● **THE EXERCISE**
Copy the data precisely, keeping every character.

## begin RECORDS FOR THIS EXERCISE

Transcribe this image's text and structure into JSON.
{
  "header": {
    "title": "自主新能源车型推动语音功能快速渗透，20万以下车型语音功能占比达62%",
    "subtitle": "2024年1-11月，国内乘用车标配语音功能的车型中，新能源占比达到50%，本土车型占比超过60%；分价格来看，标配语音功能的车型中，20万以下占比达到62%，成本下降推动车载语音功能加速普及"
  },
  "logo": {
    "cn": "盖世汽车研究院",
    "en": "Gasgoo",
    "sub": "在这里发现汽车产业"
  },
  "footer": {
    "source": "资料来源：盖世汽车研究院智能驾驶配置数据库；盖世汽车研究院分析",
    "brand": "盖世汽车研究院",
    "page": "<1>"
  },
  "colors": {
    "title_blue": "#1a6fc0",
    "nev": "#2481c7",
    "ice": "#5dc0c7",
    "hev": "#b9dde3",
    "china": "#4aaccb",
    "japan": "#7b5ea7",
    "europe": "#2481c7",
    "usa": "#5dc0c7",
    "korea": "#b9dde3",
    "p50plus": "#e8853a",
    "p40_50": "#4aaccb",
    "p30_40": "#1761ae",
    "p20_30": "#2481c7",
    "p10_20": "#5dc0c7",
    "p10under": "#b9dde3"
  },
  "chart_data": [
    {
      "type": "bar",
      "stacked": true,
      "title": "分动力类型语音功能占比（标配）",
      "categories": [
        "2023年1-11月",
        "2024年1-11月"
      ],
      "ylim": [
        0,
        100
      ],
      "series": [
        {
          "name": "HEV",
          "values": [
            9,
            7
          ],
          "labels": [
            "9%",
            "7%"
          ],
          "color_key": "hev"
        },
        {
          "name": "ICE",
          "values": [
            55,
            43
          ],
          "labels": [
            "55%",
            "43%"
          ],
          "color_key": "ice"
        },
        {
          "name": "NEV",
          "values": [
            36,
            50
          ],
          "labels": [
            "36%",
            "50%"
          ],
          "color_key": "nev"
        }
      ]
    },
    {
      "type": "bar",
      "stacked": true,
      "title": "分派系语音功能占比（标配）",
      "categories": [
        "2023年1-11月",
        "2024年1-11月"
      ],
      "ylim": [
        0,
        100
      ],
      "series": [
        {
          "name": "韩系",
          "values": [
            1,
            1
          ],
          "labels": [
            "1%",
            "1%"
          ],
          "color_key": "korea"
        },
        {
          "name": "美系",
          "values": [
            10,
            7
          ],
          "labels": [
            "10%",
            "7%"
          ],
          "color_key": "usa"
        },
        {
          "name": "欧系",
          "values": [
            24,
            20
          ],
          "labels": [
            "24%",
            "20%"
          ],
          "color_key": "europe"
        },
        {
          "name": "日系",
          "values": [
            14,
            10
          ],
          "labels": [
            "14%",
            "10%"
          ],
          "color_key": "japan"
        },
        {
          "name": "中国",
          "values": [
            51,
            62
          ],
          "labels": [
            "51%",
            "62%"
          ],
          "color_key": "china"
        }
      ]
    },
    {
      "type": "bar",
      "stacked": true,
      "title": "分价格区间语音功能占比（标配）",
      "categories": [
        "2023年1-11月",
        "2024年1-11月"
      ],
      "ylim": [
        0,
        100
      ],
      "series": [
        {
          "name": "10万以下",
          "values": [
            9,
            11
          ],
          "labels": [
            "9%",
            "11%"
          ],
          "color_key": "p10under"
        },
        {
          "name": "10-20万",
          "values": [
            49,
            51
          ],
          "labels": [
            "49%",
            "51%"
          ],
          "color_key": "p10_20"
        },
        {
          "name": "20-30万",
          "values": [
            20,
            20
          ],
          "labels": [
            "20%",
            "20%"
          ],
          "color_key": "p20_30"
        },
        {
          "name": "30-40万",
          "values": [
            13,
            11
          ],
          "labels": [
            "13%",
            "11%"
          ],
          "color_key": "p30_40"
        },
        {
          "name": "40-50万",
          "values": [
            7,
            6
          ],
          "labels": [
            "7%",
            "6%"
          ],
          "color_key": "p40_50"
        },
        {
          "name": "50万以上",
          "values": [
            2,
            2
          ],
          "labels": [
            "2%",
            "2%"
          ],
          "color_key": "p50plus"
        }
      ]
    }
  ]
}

## end RECORDS FOR THIS EXERCISE

● **RESULT OF THIS EXERCISE**
Transcribe this image's text and structure into JSON.
{
  "header": {
    "title": "自主新能源车型推动语音功能快速渗透，20万以下车型语音功能占比达62%",
    "subtitle": "2024年1-11月，国内乘用车标配语音功能的车型中，新能源占比达到50%，本土车型占比超过60%；分价格来看，标配语音功能的车型中，20万以下占比达到62%，成本下降推动车载语音功能加速普及"
  },
  "logo": {
    "cn": "盖世汽车研究院",
    "en": "Gasgoo",
    "sub": "在这里发现汽车产业"
  },
  "footer": {
    "source": "资料来源：盖世汽车研究院智能驾驶配置数据库；盖世汽车研究院分析",
    "brand": "盖世汽车研究院",
    "page": "<1>"
  },
  "colors": {
    "title_blue": "#1a6fc0",
    "nev": "#2481c7",
    "ice": "#5dc0c7",
    "hev": "#b9dde3",
    "china": "#4aaccb",
    "japan": "#7b5ea7",
    "europe": "#2481c7",
    "usa": "#5dc0c7",
    "korea": "#b9dde3",
    "p50plus": "#e8853a",
    "p40_50": "#4aaccb",
    "p30_40": "#1761ae",
    "p20_30": "#2481c7",
    "p10_20": "#5dc0c7",
    "p10under": "#b9dde3"
  },
  "chart_data": [
    {
      "type": "bar",
      "stacked": true,
      "title": "分动力类型语音功能占比（标配）",
      "categories": [
        "2023年1-11月",
        "2024年1-11月"
      ],
      "ylim": [
        0,
        100
      ],
      "series": [
        {
          "name": "HEV",
          "values": [
            9,
            7
          ],
          "labels": [
            "9%",
            "7%"
          ],
          "color_key": "hev"
        },
        {
          "name": "ICE",
          "values": [
            55,
            43
          ],
          "labels": [
            "55%",
            "43%"
          ],
          "color_key": "ice"
        },
        {
          "name": "NEV",
          "values": [
            36,
            50
          ],
          "labels": [
            "36%",
            "50%"
          ],
          "color_key": "nev"
        }
      ]
    },
    {
      "type": "bar",
      "stacked": true,
      "title": "分派系语音功能占比（标配）",
      "categories": [
        "2023年1-11月",
        "2024年1-11月"
      ],
      "ylim": [
        0,
        100
      ],
      "series": [
        {
          "name": "韩系",
          "values": [
            1,
            1
          ],
          "labels": [
            "1%",
            "1%"
          ],
          "color_key": "korea"
        },
        {
          "name": "美系",
          "values": [
            10,
            7
          ],
          "labels": [
            "10%",
            "7%"
          ],
          "color_key": "usa"
        },
        {
          "name": "欧系",
          "values": [
            24,
            20
          ],
          "labels": [
            "24%",
            "20%"
          ],
          "color_key": "europe"
        },
        {
          "name": "日系",
          "values": [
            14,
            10
          ],
          "labels": [
            "14%",
            "10%"
          ],
          "color_key": "japan"
        },
        {
          "name": "中国",
          "values": [
            51,
            62
          ],
          "labels": [
            "51%",
            "62%"
          ],
          "color_key": "china"
        }
      ]
    },
    {
      "type": "bar",
      "stacked": true,
      "title": "分价格区间语音功能占比（标配）",
      "categories": [
        "2023年1-11月",
        "2024年1-11月"
      ],
      "ylim": [
        0,
        100
      ],
      "series": [
        {
          "name": "10万以下",
          "values": [
            9,
            11
          ],
          "labels": [
            "9%",
            "11%"
          ],
          "color_key": "p10under"
        },
        {
          "name": "10-20万",
          "values": [
            49,
            51
          ],
          "labels": [
            "49%",
            "51%"
          ],
          "color_key": "p10_20"
        },
        {
          "name": "20-30万",
          "values": [
            20,
            20
          ],
          "labels": [
            "20%",
            "20%"
          ],
          "color_key": "p20_30"
        },
        {
          "name": "30-40万",
          "values": [
            13,
            11
          ],
          "labels": [
            "13%",
            "11%"
          ],
          "color_key": "p30_40"
        },
        {
          "name": "40-50万",
          "values": [
            7,
            6
          ],
          "labels": [
            "7%",
            "6%"
          ],
          "color_key": "p40_50"
        },
        {
          "name": "50万以上",
          "values": [
            2,
            2
          ],
          "labels": [
            "2%",
            "2%"
          ],
          "color_key": "p50plus"
        }
      ]
    }
  ]
}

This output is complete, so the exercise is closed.